** START DATA LISTING **
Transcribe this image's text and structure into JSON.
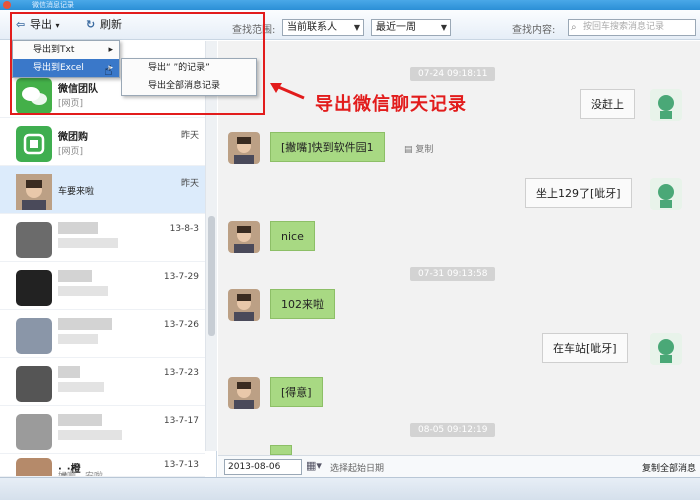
{
  "window": {
    "title": "微信消息记录"
  },
  "toolbar": {
    "export_label": "导出",
    "refresh_label": "刷新",
    "range_label": "查找范围:",
    "range_value": "当前联系人",
    "period_value": "最近一周",
    "content_label": "查找内容:",
    "search_placeholder": "按回车搜索消息记录"
  },
  "export_menu": {
    "items": [
      "导出到Txt",
      "导出到Excel"
    ],
    "submenu": [
      "导出“   ”的记录”",
      "导出全部消息记录"
    ]
  },
  "annotation": {
    "text": "导出微信聊天记录"
  },
  "contacts": [
    {
      "name": "微信团队",
      "sub": "[网页]",
      "date": ""
    },
    {
      "name": "微团购",
      "sub": "[网页]",
      "date": "昨天"
    },
    {
      "name": "",
      "sub": "车要来啦",
      "date": "昨天"
    },
    {
      "name": "",
      "sub": "",
      "date": "13-8-3"
    },
    {
      "name": "",
      "sub": "",
      "date": "13-7-29"
    },
    {
      "name": "",
      "sub": "",
      "date": "13-7-26"
    },
    {
      "name": "",
      "sub": "",
      "date": "13-7-23"
    },
    {
      "name": "",
      "sub": "",
      "date": "13-7-17"
    },
    {
      "name": "·_·橙",
      "sub": "好啊，安啦",
      "date": "13-7-13"
    }
  ],
  "messages": [
    {
      "kind": "time",
      "text": "07-24 09:18:11"
    },
    {
      "kind": "out",
      "text": "没赶上"
    },
    {
      "kind": "in",
      "text": "[撇嘴]快到软件园1",
      "copy": "复制"
    },
    {
      "kind": "out",
      "text": "坐上129了[呲牙]"
    },
    {
      "kind": "in",
      "text": "nice"
    },
    {
      "kind": "time",
      "text": "07-31 09:13:58"
    },
    {
      "kind": "in",
      "text": "102来啦"
    },
    {
      "kind": "out",
      "text": "在车站[呲牙]"
    },
    {
      "kind": "in",
      "text": "[得意]"
    },
    {
      "kind": "time",
      "text": "08-05 09:12:19"
    }
  ],
  "footer": {
    "date_value": "2013-08-06",
    "pick_label": "选择起始日期",
    "copy_all_label": "复制全部消息"
  },
  "colors": {
    "bubble_in": "#a8d983",
    "annotation": "#e21c1c",
    "accent": "#3a78c9"
  }
}
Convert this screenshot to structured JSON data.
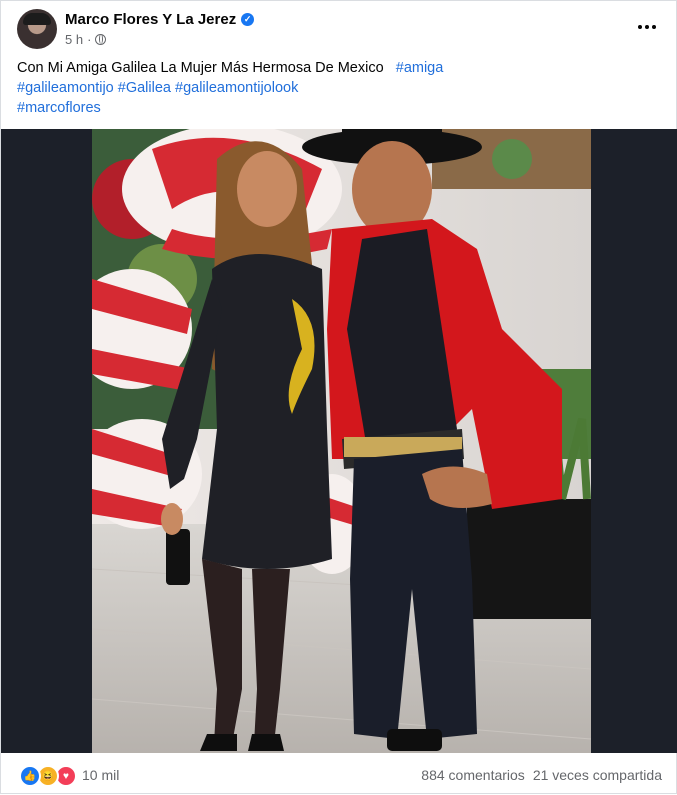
{
  "post": {
    "author": "Marco Flores Y La Jerez",
    "time": "5 h",
    "separator": "·",
    "caption_text": "Con Mi Amiga Galilea La Mujer Más Hermosa De Mexico",
    "hashtags": [
      "#amiga",
      "#galileamontijo",
      "#Galilea",
      "#galileamontijolook",
      "#marcoflores"
    ],
    "reactions_count": "10 mil",
    "comments": "884 comentarios",
    "shares": "21 veces compartida"
  },
  "icons": {
    "verified": "verified-badge-icon",
    "privacy": "globe-icon",
    "more": "more-options-icon",
    "reactions": [
      "like-icon",
      "haha-icon",
      "love-icon"
    ]
  },
  "colors": {
    "link": "#216fdb",
    "verified": "#1877f2",
    "muted": "#65676b",
    "photo_background": "#1c2029"
  }
}
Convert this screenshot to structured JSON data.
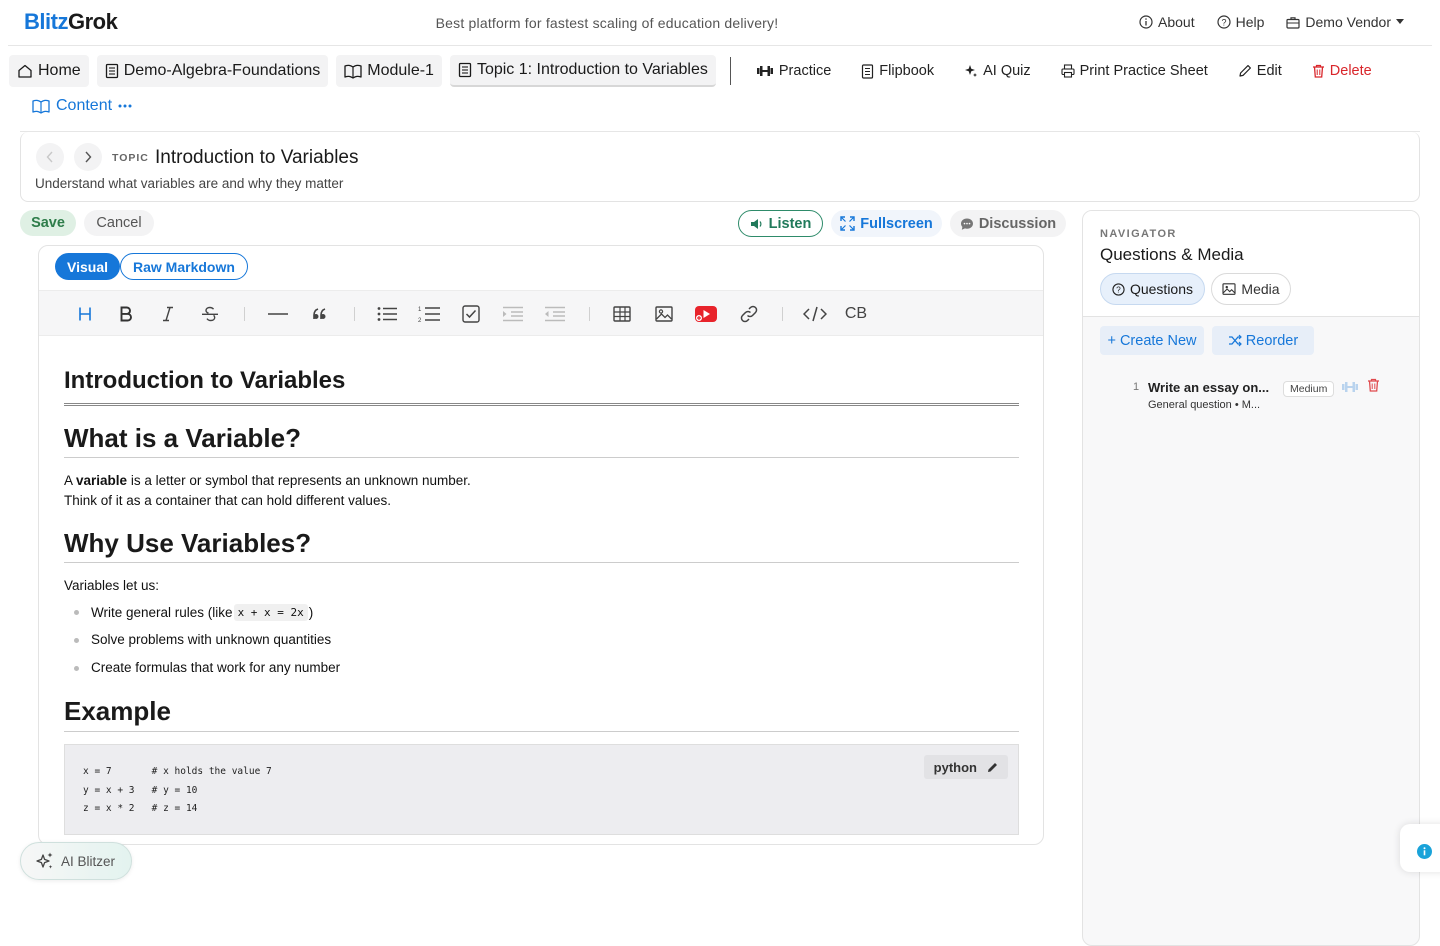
{
  "brand": {
    "part1": "Blitz",
    "part2": "Grok"
  },
  "tagline": "Best platform for fastest scaling of education delivery!",
  "top_links": {
    "about": "About",
    "help": "Help",
    "vendor": "Demo Vendor"
  },
  "breadcrumbs": [
    "Home",
    "Demo-Algebra-Foundations",
    "Module-1",
    "Topic 1: Introduction to Variables"
  ],
  "actions": {
    "practice": "Practice",
    "flipbook": "Flipbook",
    "ai_quiz": "AI Quiz",
    "print": "Print Practice Sheet",
    "edit": "Edit",
    "delete": "Delete"
  },
  "content_link": "Content",
  "topic": {
    "kicker": "TOPIC",
    "title": "Introduction to Variables",
    "subtitle": "Understand what variables are and why they matter"
  },
  "editor_actions": {
    "save": "Save",
    "cancel": "Cancel",
    "listen": "Listen",
    "fullscreen": "Fullscreen",
    "discussion": "Discussion"
  },
  "mode_tabs": {
    "visual": "Visual",
    "raw": "Raw Markdown"
  },
  "toolbar": {
    "codeblock_label": "CB"
  },
  "document": {
    "h1": "Introduction to Variables",
    "h2_what": "What is a Variable?",
    "p1_pre": "A ",
    "p1_bold": "variable",
    "p1_post": " is a letter or symbol that represents an unknown number.",
    "p1_line2": "Think of it as a container that can hold different values.",
    "h2_why": "Why Use Variables?",
    "p2": "Variables let us:",
    "bullets": {
      "b1_pre": "Write general rules (like ",
      "b1_code": "x + x = 2x",
      "b1_post": ")",
      "b2": "Solve problems with unknown quantities",
      "b3": "Create formulas that work for any number"
    },
    "h2_example": "Example",
    "code_lang": "python",
    "code_lines": [
      "x = 7       # x holds the value 7",
      "y = x + 3   # y = 10",
      "z = x * 2   # z = 14"
    ]
  },
  "ai_button": "AI Blitzer",
  "navigator": {
    "kicker": "NAVIGATOR",
    "title": "Questions & Media",
    "tab_questions": "Questions",
    "tab_media": "Media",
    "create_new": "+ Create New",
    "reorder": "Reorder",
    "questions": [
      {
        "num": "1",
        "title": "Write an essay on...",
        "badge": "Medium",
        "sub": "General question • M..."
      }
    ]
  },
  "colors": {
    "accent": "#1677d9",
    "danger": "#d9262b",
    "success": "#2e7d4a",
    "info": "#1aa3d9"
  }
}
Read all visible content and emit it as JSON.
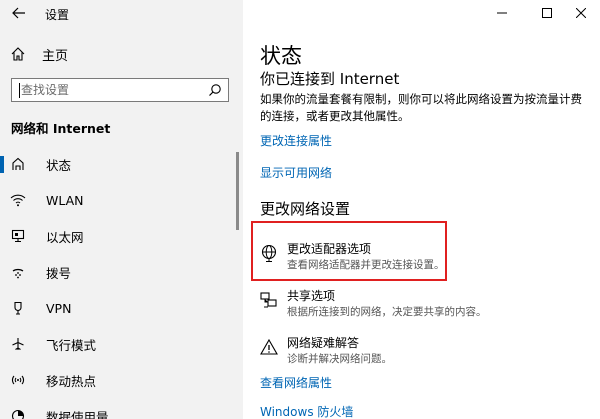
{
  "window": {
    "title": "设置",
    "controls": {
      "minimize": "—",
      "maximize": "☐",
      "close": "✕"
    }
  },
  "sidebar": {
    "home_label": "主页",
    "search_placeholder": "查找设置",
    "section_title": "网络和 Internet",
    "items": [
      {
        "label": "状态",
        "icon": "home-icon",
        "active": true
      },
      {
        "label": "WLAN",
        "icon": "wifi-icon",
        "active": false
      },
      {
        "label": "以太网",
        "icon": "ethernet-icon",
        "active": false
      },
      {
        "label": "拨号",
        "icon": "dialup-icon",
        "active": false
      },
      {
        "label": "VPN",
        "icon": "vpn-icon",
        "active": false
      },
      {
        "label": "飞行模式",
        "icon": "airplane-icon",
        "active": false
      },
      {
        "label": "移动热点",
        "icon": "hotspot-icon",
        "active": false
      },
      {
        "label": "数据使用量",
        "icon": "data-usage-icon",
        "active": false
      }
    ]
  },
  "main": {
    "title": "状态",
    "status_heading": "你已连接到 Internet",
    "status_description": "如果你的流量套餐有限制，则你可以将此网络设置为按流量计费的连接，或者更改其他属性。",
    "links": {
      "change_connection_properties": "更改连接属性",
      "show_available_networks": "显示可用网络",
      "view_network_properties": "查看网络属性",
      "windows_firewall": "Windows 防火墙"
    },
    "change_settings_heading": "更改网络设置",
    "options": [
      {
        "title": "更改适配器选项",
        "description": "查看网络适配器并更改连接设置。",
        "icon": "adapter-globe-icon"
      },
      {
        "title": "共享选项",
        "description": "根据所连接到的网络，决定要共享的内容。",
        "icon": "sharing-icon"
      },
      {
        "title": "网络疑难解答",
        "description": "诊断并解决网络问题。",
        "icon": "warning-icon"
      }
    ]
  },
  "colors": {
    "accent": "#0063b1",
    "link": "#0066b4",
    "highlight": "#e02020",
    "sidebar_bg": "#f2f2f2"
  }
}
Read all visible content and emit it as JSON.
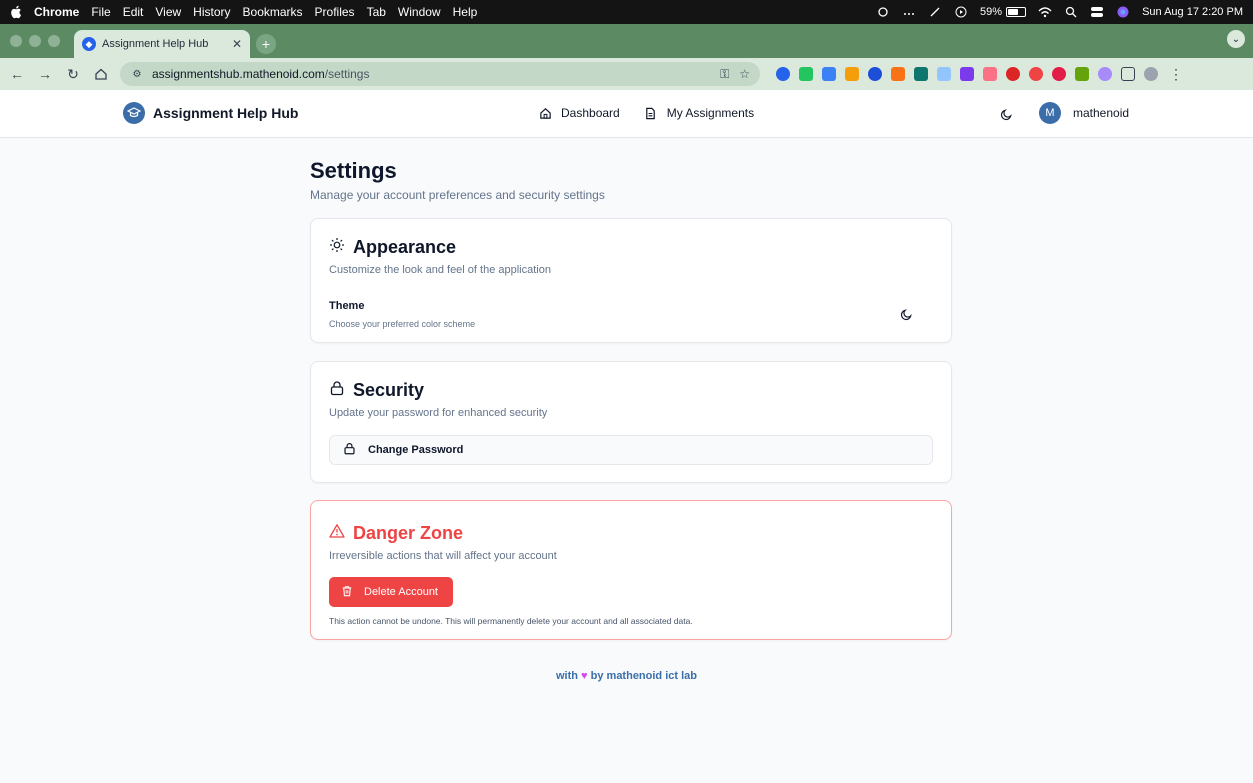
{
  "menubar": {
    "app": "Chrome",
    "items": [
      "File",
      "Edit",
      "View",
      "History",
      "Bookmarks",
      "Profiles",
      "Tab",
      "Window",
      "Help"
    ],
    "battery": "59%",
    "datetime": "Sun Aug 17  2:20 PM"
  },
  "browser": {
    "tab_title": "Assignment Help Hub",
    "url_host": "assignmentshub.mathenoid.com",
    "url_path": "/settings"
  },
  "header": {
    "brand": "Assignment Help Hub",
    "nav": [
      {
        "label": "Dashboard",
        "icon": "home-icon"
      },
      {
        "label": "My Assignments",
        "icon": "file-icon"
      }
    ],
    "avatar_initial": "M",
    "username": "mathenoid"
  },
  "page": {
    "title": "Settings",
    "subtitle": "Manage your account preferences and security settings"
  },
  "appearance": {
    "title": "Appearance",
    "description": "Customize the look and feel of the application",
    "theme_label": "Theme",
    "theme_help": "Choose your preferred color scheme"
  },
  "security": {
    "title": "Security",
    "description": "Update your password for enhanced security",
    "button": "Change Password"
  },
  "danger": {
    "title": "Danger Zone",
    "description": "Irreversible actions that will affect your account",
    "button": "Delete Account",
    "note": "This action cannot be undone. This will permanently delete your account and all associated data."
  },
  "footer": {
    "prefix": "with",
    "suffix": "by mathenoid ict lab"
  },
  "colors": {
    "accent": "#3b6ea8",
    "danger": "#ef4444",
    "tabstrip": "#5b8a63"
  }
}
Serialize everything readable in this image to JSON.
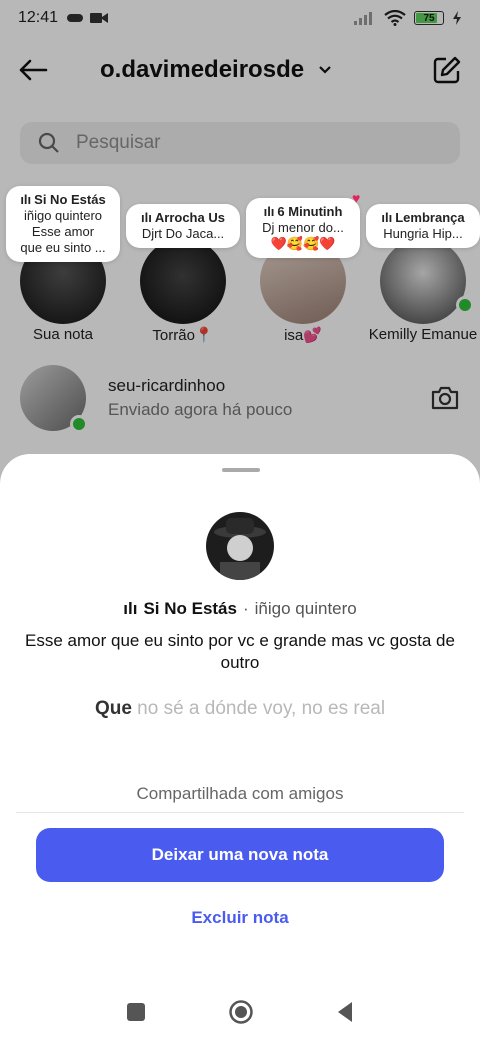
{
  "status_bar": {
    "time": "12:41",
    "battery": "75"
  },
  "header": {
    "username": "o.davimedeirosde"
  },
  "search": {
    "placeholder": "Pesquisar"
  },
  "notes": [
    {
      "song": "Si No Estás",
      "line1": "iñigo quintero",
      "line2": "Esse amor",
      "line3": "que eu sinto ...",
      "name": "Sua nota"
    },
    {
      "song": "Arrocha Us",
      "line1": "Djrt Do Jaca...",
      "name": "Torrão📍"
    },
    {
      "song": "6 Minutinh",
      "line1": "Dj menor do...",
      "line2": "❤️🥰🥰❤️",
      "name": "isa💕"
    },
    {
      "song": "Lembrança",
      "line1": "Hungria Hip...",
      "name": "Kemilly Emanue"
    }
  ],
  "chat": {
    "name": "seu-ricardinhoo",
    "message": "Enviado agora há pouco"
  },
  "sheet": {
    "song_title": "Si No Estás",
    "separator": "·",
    "artist": "iñigo quintero",
    "note_text": "Esse amor que eu sinto por vc e grande mas vc gosta de outro",
    "lyric_current": "Que",
    "lyric_next": "no sé a dónde voy, no es real",
    "shared_label": "Compartilhada com amigos",
    "new_note_button": "Deixar uma nova nota",
    "delete_button": "Excluir nota"
  },
  "colors": {
    "primary_button": "#4a5cf0",
    "online_dot": "#2fbf3a"
  }
}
** END DATA LISTING **
Above are the records. Copy every line in them holding "your".

- **OUTPUT FOR THIS TASK**:
    "subtitle": "Manage your account preferences and security settings"
    "theme_help": "Choose your preferred color scheme"
    "description": "Update your password for enhanced security",
    "description": "Irreversible actions that will affect your account",
    "note": "This action cannot be undone. This will permanently delete your account and all associated data."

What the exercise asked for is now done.